=== WHAT TO WORK ON ===
Scan the listing below. Report each line that includes "dash".

+---+

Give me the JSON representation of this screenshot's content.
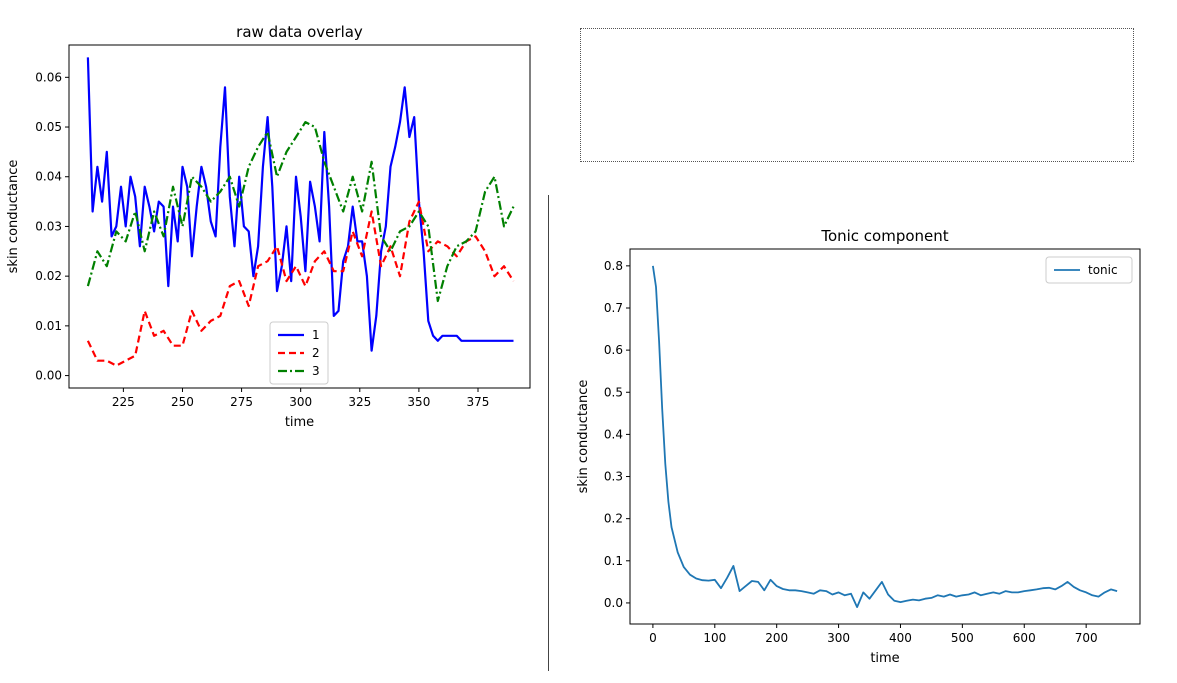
{
  "charts": [
    {
      "type": "line",
      "title": "raw data overlay",
      "xlabel": "time",
      "ylabel": "skin conductance",
      "xlim": [
        202,
        397
      ],
      "ylim": [
        -0.0025,
        0.0665
      ],
      "xticks": [
        225,
        250,
        275,
        300,
        325,
        350,
        375
      ],
      "xtick_labels": [
        "225",
        "250",
        "275",
        "300",
        "325",
        "350",
        "375"
      ],
      "yticks": [
        0.0,
        0.01,
        0.02,
        0.03,
        0.04,
        0.05,
        0.06
      ],
      "ytick_labels": [
        "0.00",
        "0.01",
        "0.02",
        "0.03",
        "0.04",
        "0.05",
        "0.06"
      ],
      "legend": {
        "position": "lower-center"
      },
      "series": [
        {
          "name": "1",
          "color": "#0000ff",
          "dash": "solid",
          "x": [
            210,
            212,
            214,
            216,
            218,
            220,
            222,
            224,
            226,
            228,
            230,
            232,
            234,
            236,
            238,
            240,
            242,
            244,
            246,
            248,
            250,
            252,
            254,
            256,
            258,
            260,
            262,
            264,
            266,
            268,
            270,
            272,
            274,
            276,
            278,
            280,
            282,
            284,
            286,
            288,
            290,
            292,
            294,
            296,
            298,
            300,
            302,
            304,
            306,
            308,
            310,
            312,
            314,
            316,
            318,
            320,
            322,
            324,
            326,
            328,
            330,
            332,
            334,
            336,
            338,
            340,
            342,
            344,
            346,
            348,
            350,
            352,
            354,
            356,
            358,
            360,
            362,
            364,
            366,
            368,
            370,
            372,
            374,
            376,
            378,
            380,
            382,
            384,
            386,
            388,
            390
          ],
          "y": [
            0.064,
            0.033,
            0.042,
            0.035,
            0.045,
            0.028,
            0.03,
            0.038,
            0.03,
            0.04,
            0.036,
            0.026,
            0.038,
            0.034,
            0.029,
            0.035,
            0.034,
            0.018,
            0.034,
            0.027,
            0.042,
            0.038,
            0.024,
            0.034,
            0.042,
            0.038,
            0.031,
            0.028,
            0.046,
            0.058,
            0.036,
            0.026,
            0.04,
            0.03,
            0.029,
            0.02,
            0.026,
            0.042,
            0.052,
            0.038,
            0.017,
            0.022,
            0.03,
            0.019,
            0.04,
            0.032,
            0.021,
            0.039,
            0.034,
            0.027,
            0.049,
            0.034,
            0.012,
            0.013,
            0.023,
            0.026,
            0.034,
            0.027,
            0.027,
            0.02,
            0.005,
            0.012,
            0.025,
            0.03,
            0.042,
            0.046,
            0.051,
            0.058,
            0.048,
            0.052,
            0.035,
            0.025,
            0.011,
            0.008,
            0.007,
            0.008,
            0.008,
            0.008,
            0.008,
            0.007,
            0.007,
            0.007,
            0.007,
            0.007,
            0.007,
            0.007,
            0.007,
            0.007,
            0.007,
            0.007,
            0.007
          ]
        },
        {
          "name": "2",
          "color": "#ff0000",
          "dash": "dashed",
          "x": [
            210,
            214,
            218,
            222,
            226,
            230,
            234,
            238,
            242,
            246,
            250,
            254,
            258,
            262,
            266,
            270,
            274,
            278,
            282,
            286,
            290,
            294,
            298,
            302,
            306,
            310,
            314,
            318,
            322,
            326,
            330,
            334,
            338,
            342,
            346,
            350,
            354,
            358,
            362,
            366,
            370,
            374,
            378,
            382,
            386,
            390
          ],
          "y": [
            0.007,
            0.003,
            0.003,
            0.002,
            0.003,
            0.004,
            0.013,
            0.008,
            0.009,
            0.006,
            0.006,
            0.013,
            0.009,
            0.011,
            0.012,
            0.018,
            0.019,
            0.014,
            0.022,
            0.023,
            0.026,
            0.019,
            0.022,
            0.018,
            0.023,
            0.025,
            0.021,
            0.021,
            0.029,
            0.024,
            0.033,
            0.022,
            0.026,
            0.02,
            0.031,
            0.035,
            0.025,
            0.027,
            0.026,
            0.024,
            0.027,
            0.028,
            0.025,
            0.02,
            0.022,
            0.019
          ]
        },
        {
          "name": "3",
          "color": "#008000",
          "dash": "dashdot",
          "x": [
            210,
            214,
            218,
            222,
            226,
            230,
            234,
            238,
            242,
            246,
            250,
            254,
            258,
            262,
            266,
            270,
            274,
            278,
            282,
            286,
            290,
            294,
            298,
            302,
            306,
            310,
            314,
            318,
            322,
            326,
            330,
            334,
            338,
            342,
            346,
            350,
            354,
            358,
            362,
            366,
            370,
            374,
            378,
            382,
            386,
            390
          ],
          "y": [
            0.018,
            0.025,
            0.022,
            0.029,
            0.027,
            0.033,
            0.025,
            0.033,
            0.028,
            0.038,
            0.03,
            0.04,
            0.038,
            0.035,
            0.037,
            0.04,
            0.034,
            0.042,
            0.046,
            0.049,
            0.04,
            0.045,
            0.048,
            0.051,
            0.05,
            0.043,
            0.038,
            0.033,
            0.04,
            0.033,
            0.043,
            0.028,
            0.025,
            0.029,
            0.03,
            0.033,
            0.03,
            0.015,
            0.022,
            0.026,
            0.027,
            0.029,
            0.037,
            0.04,
            0.03,
            0.034
          ]
        }
      ]
    },
    {
      "type": "line",
      "title": "Tonic component",
      "xlabel": "time",
      "ylabel": "skin conductance",
      "xlim": [
        -37,
        787
      ],
      "ylim": [
        -0.05,
        0.84
      ],
      "xticks": [
        0,
        100,
        200,
        300,
        400,
        500,
        600,
        700
      ],
      "xtick_labels": [
        "0",
        "100",
        "200",
        "300",
        "400",
        "500",
        "600",
        "700"
      ],
      "yticks": [
        0.0,
        0.1,
        0.2,
        0.3,
        0.4,
        0.5,
        0.6,
        0.7,
        0.8
      ],
      "ytick_labels": [
        "0.0",
        "0.1",
        "0.2",
        "0.3",
        "0.4",
        "0.5",
        "0.6",
        "0.7",
        "0.8"
      ],
      "legend": {
        "position": "top-right"
      },
      "series": [
        {
          "name": "tonic",
          "color": "#1f77b4",
          "dash": "solid",
          "x": [
            0,
            5,
            10,
            15,
            20,
            25,
            30,
            40,
            50,
            60,
            70,
            80,
            90,
            100,
            110,
            120,
            130,
            140,
            150,
            160,
            170,
            180,
            190,
            200,
            210,
            220,
            230,
            240,
            250,
            260,
            270,
            280,
            290,
            300,
            310,
            320,
            330,
            340,
            350,
            360,
            370,
            380,
            390,
            400,
            410,
            420,
            430,
            440,
            450,
            460,
            470,
            480,
            490,
            500,
            510,
            520,
            530,
            540,
            550,
            560,
            570,
            580,
            590,
            600,
            610,
            620,
            630,
            640,
            650,
            660,
            670,
            680,
            690,
            700,
            710,
            720,
            730,
            740,
            750
          ],
          "y": [
            0.8,
            0.75,
            0.62,
            0.46,
            0.33,
            0.24,
            0.18,
            0.12,
            0.085,
            0.067,
            0.058,
            0.054,
            0.053,
            0.055,
            0.035,
            0.06,
            0.088,
            0.028,
            0.04,
            0.052,
            0.05,
            0.03,
            0.055,
            0.04,
            0.033,
            0.03,
            0.03,
            0.028,
            0.025,
            0.022,
            0.03,
            0.028,
            0.02,
            0.025,
            0.018,
            0.022,
            -0.01,
            0.025,
            0.01,
            0.03,
            0.05,
            0.02,
            0.005,
            0.002,
            0.005,
            0.008,
            0.006,
            0.01,
            0.012,
            0.018,
            0.015,
            0.02,
            0.015,
            0.018,
            0.02,
            0.025,
            0.018,
            0.022,
            0.025,
            0.022,
            0.028,
            0.025,
            0.025,
            0.028,
            0.03,
            0.032,
            0.035,
            0.036,
            0.032,
            0.04,
            0.05,
            0.038,
            0.03,
            0.025,
            0.018,
            0.015,
            0.025,
            0.032,
            0.028
          ]
        }
      ]
    }
  ]
}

+---+

=== EXERCISE RESULT ===
          "dash": "solid",
          "dash": "dashed",
          "dash": "dashdot",
          "dash": "solid",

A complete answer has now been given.